** Begin **

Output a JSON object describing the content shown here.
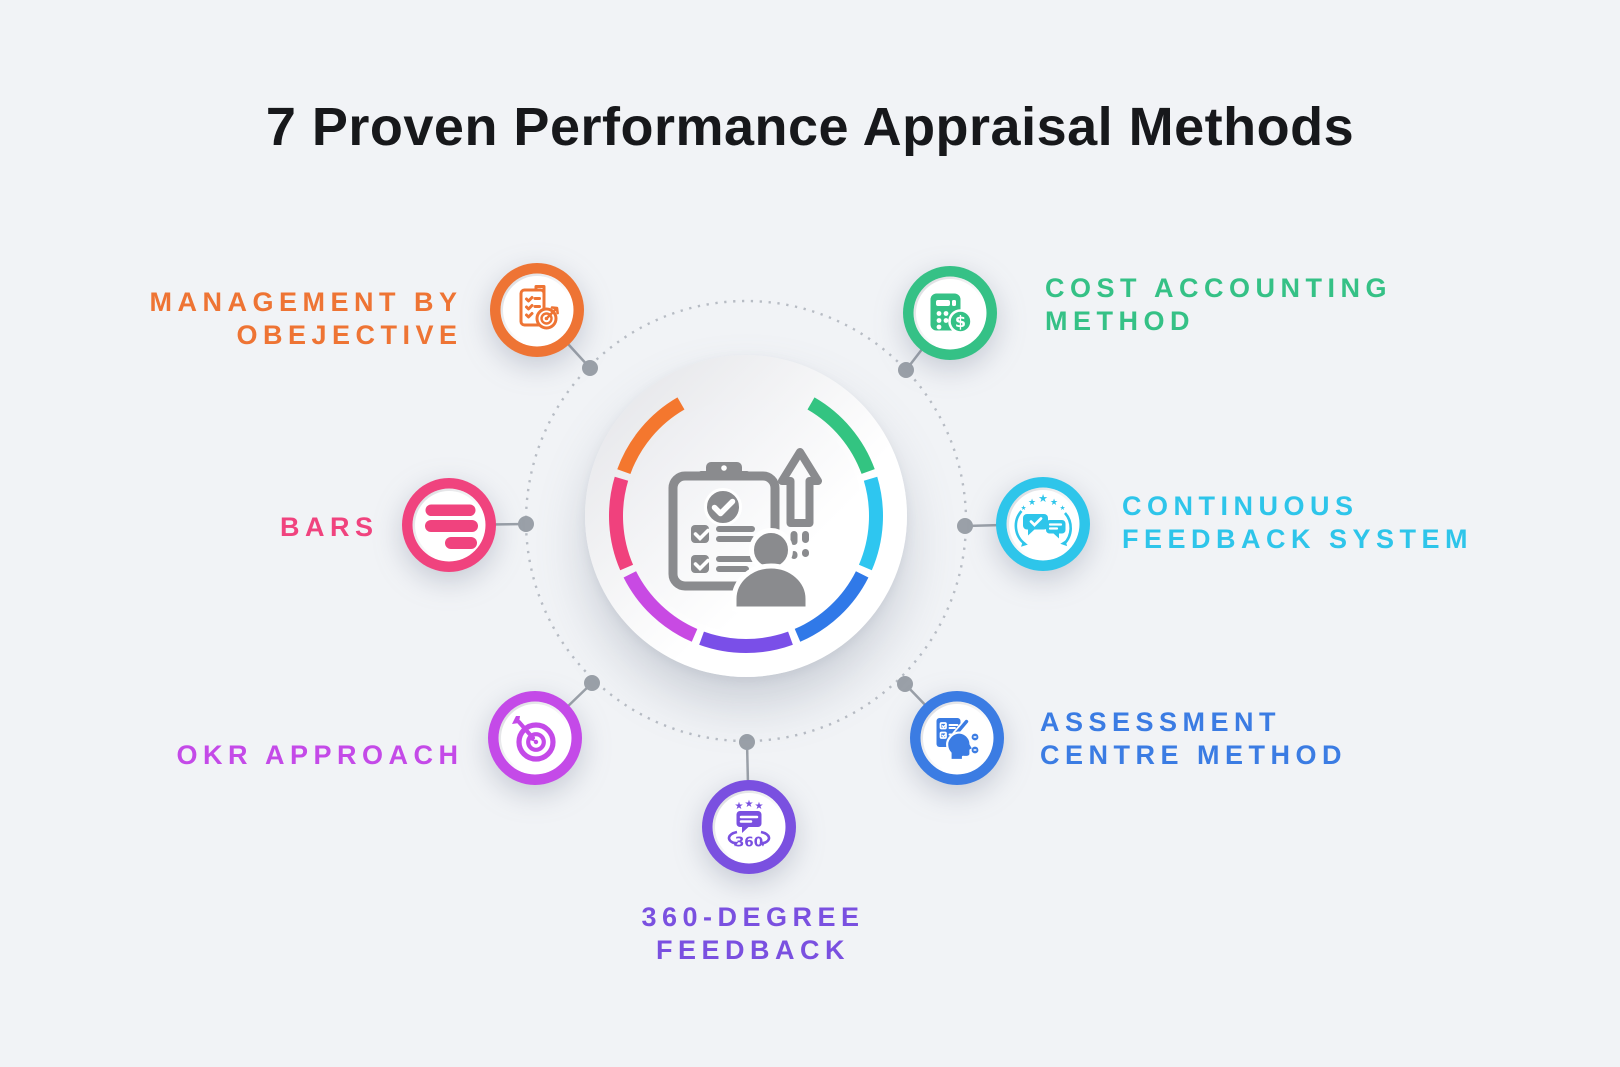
{
  "title": "7 Proven Performance Appraisal Methods",
  "colors": {
    "background": "#f1f3f6",
    "title": "#17181b",
    "connector": "#9aa0a8",
    "dotted_circle": "#b7bcc4",
    "center_icon": "#8a8b8e"
  },
  "center_ring": {
    "segments": [
      "#33c481",
      "#2ec6f0",
      "#3079e8",
      "#7a4fe8",
      "#c84ae3",
      "#f0417d",
      "#f4772e"
    ]
  },
  "nodes": [
    {
      "id": "management-by-objective",
      "label_lines": [
        "MANAGEMENT BY",
        "OBEJECTIVE"
      ],
      "color": "#ee7434",
      "icon": "clipboard-target-icon"
    },
    {
      "id": "cost-accounting-method",
      "label_lines": [
        "COST ACCOUNTING",
        "METHOD"
      ],
      "color": "#35c186",
      "icon": "calculator-dollar-icon",
      "badge": "$"
    },
    {
      "id": "bars",
      "label_lines": [
        "BARS"
      ],
      "color": "#f0437e",
      "icon": "bars-icon"
    },
    {
      "id": "continuous-feedback-system",
      "label_lines": [
        "CONTINUOUS",
        "FEEDBACK SYSTEM"
      ],
      "color": "#2ec5ea",
      "icon": "feedback-chat-icon"
    },
    {
      "id": "okr-approach",
      "label_lines": [
        "OKR APPROACH"
      ],
      "color": "#c44ae8",
      "icon": "target-dart-icon"
    },
    {
      "id": "assessment-centre-method",
      "label_lines": [
        "ASSESSMENT",
        "CENTRE METHOD"
      ],
      "color": "#3b7ce3",
      "icon": "head-checklist-icon"
    },
    {
      "id": "360-degree-feedback",
      "label_lines": [
        "360-DEGREE",
        "FEEDBACK"
      ],
      "color": "#7a50e0",
      "icon": "feedback-360-icon",
      "badge": "360"
    }
  ]
}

** End **

**WORK INSTRUCTIONS**
Reproduce each line of the records exactly, and omit every picture.

**WRITTEN RESPONSE**
Output a JSON object describing the content shown here.
{
  "title": "7 Proven Performance Appraisal Methods",
  "colors": {
    "background": "#f1f3f6",
    "title": "#17181b",
    "connector": "#9aa0a8",
    "dotted_circle": "#b7bcc4",
    "center_icon": "#8a8b8e"
  },
  "center_ring": {
    "segments": [
      "#33c481",
      "#2ec6f0",
      "#3079e8",
      "#7a4fe8",
      "#c84ae3",
      "#f0417d",
      "#f4772e"
    ]
  },
  "nodes": [
    {
      "id": "management-by-objective",
      "label_lines": [
        "MANAGEMENT BY",
        "OBEJECTIVE"
      ],
      "color": "#ee7434",
      "icon": "clipboard-target-icon"
    },
    {
      "id": "cost-accounting-method",
      "label_lines": [
        "COST ACCOUNTING",
        "METHOD"
      ],
      "color": "#35c186",
      "icon": "calculator-dollar-icon",
      "badge": "$"
    },
    {
      "id": "bars",
      "label_lines": [
        "BARS"
      ],
      "color": "#f0437e",
      "icon": "bars-icon"
    },
    {
      "id": "continuous-feedback-system",
      "label_lines": [
        "CONTINUOUS",
        "FEEDBACK SYSTEM"
      ],
      "color": "#2ec5ea",
      "icon": "feedback-chat-icon"
    },
    {
      "id": "okr-approach",
      "label_lines": [
        "OKR APPROACH"
      ],
      "color": "#c44ae8",
      "icon": "target-dart-icon"
    },
    {
      "id": "assessment-centre-method",
      "label_lines": [
        "ASSESSMENT",
        "CENTRE METHOD"
      ],
      "color": "#3b7ce3",
      "icon": "head-checklist-icon"
    },
    {
      "id": "360-degree-feedback",
      "label_lines": [
        "360-DEGREE",
        "FEEDBACK"
      ],
      "color": "#7a50e0",
      "icon": "feedback-360-icon",
      "badge": "360"
    }
  ]
}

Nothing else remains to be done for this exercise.